» EXERCISE
Wherever a line below holds the word "quality", copy that line.

» DATASET CONTENT
########################################
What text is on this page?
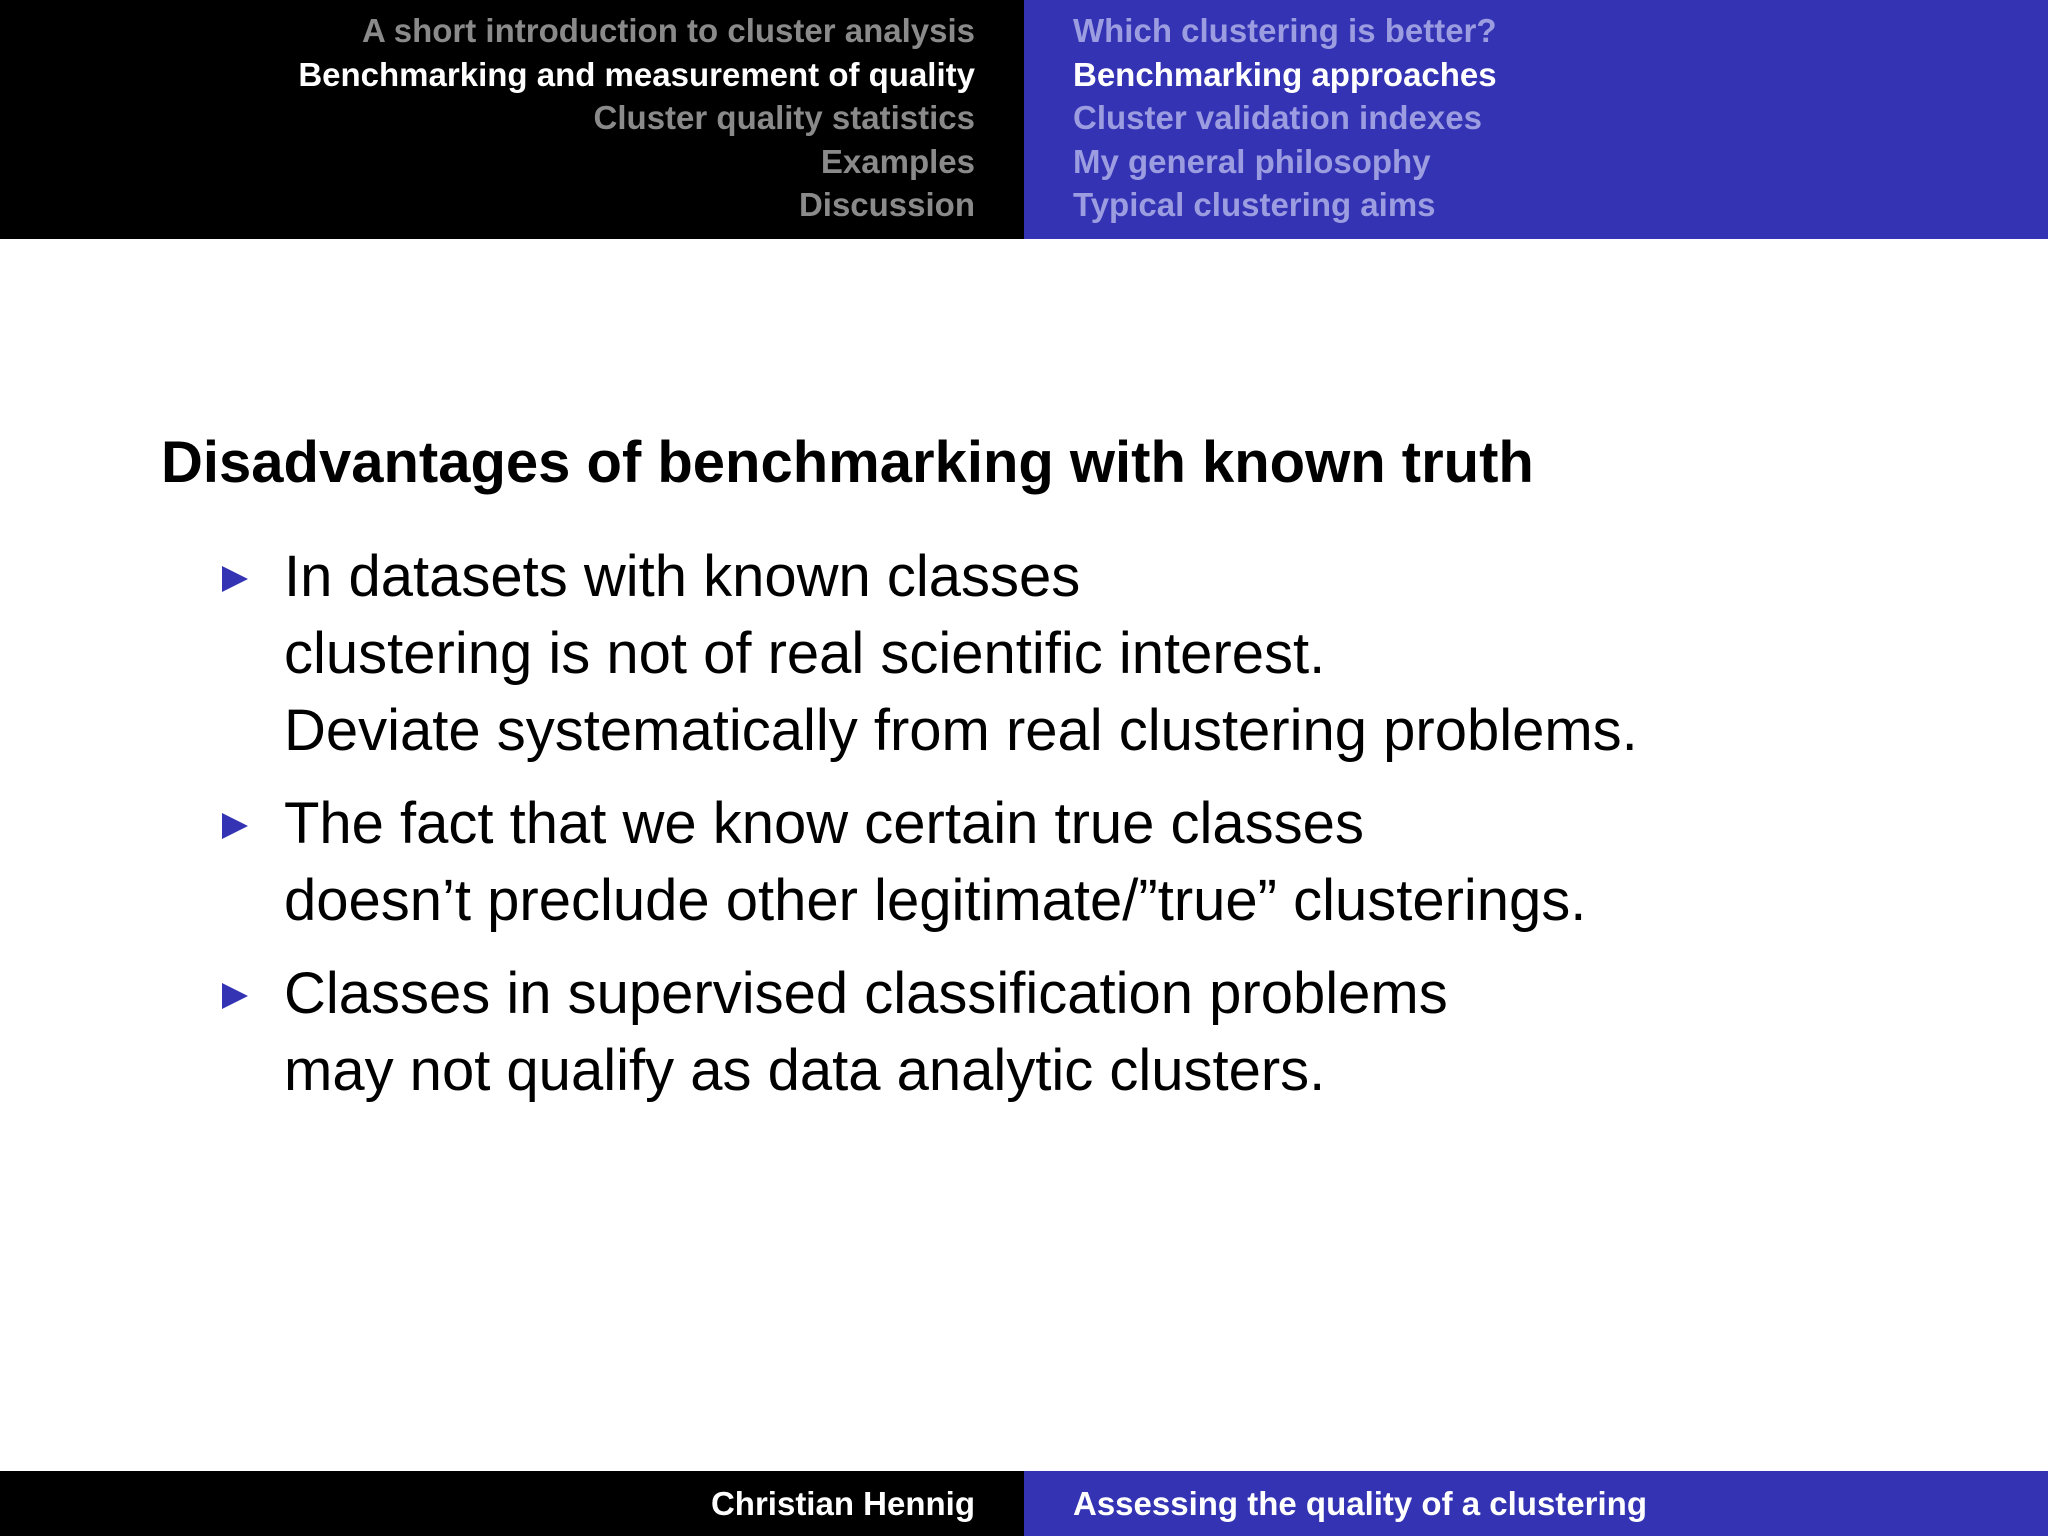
A short introduction to cluster analysis
Benchmarking and measurement of quality
Cluster quality statistics
Examples
Discussion
Which clustering is better?
Benchmarking approaches
Cluster validation indexes
My general philosophy
Typical clustering aims
Disadvantages of benchmarking with known truth
In datasets with known classes
clustering is not of real scientific interest.
Deviate systematically from real clustering problems.
The fact that we know certain true classes
doesn’t preclude other legitimate/”true” clusterings.
Classes in supervised classification problems
may not qualify as data analytic clusters.
Christian Hennig	Assessing the quality of a clustering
########################################
» EXPECTED OUTPUT
Benchmarking and measurement of quality
Cluster quality statistics
Christian Hennig	Assessing the quality of a clustering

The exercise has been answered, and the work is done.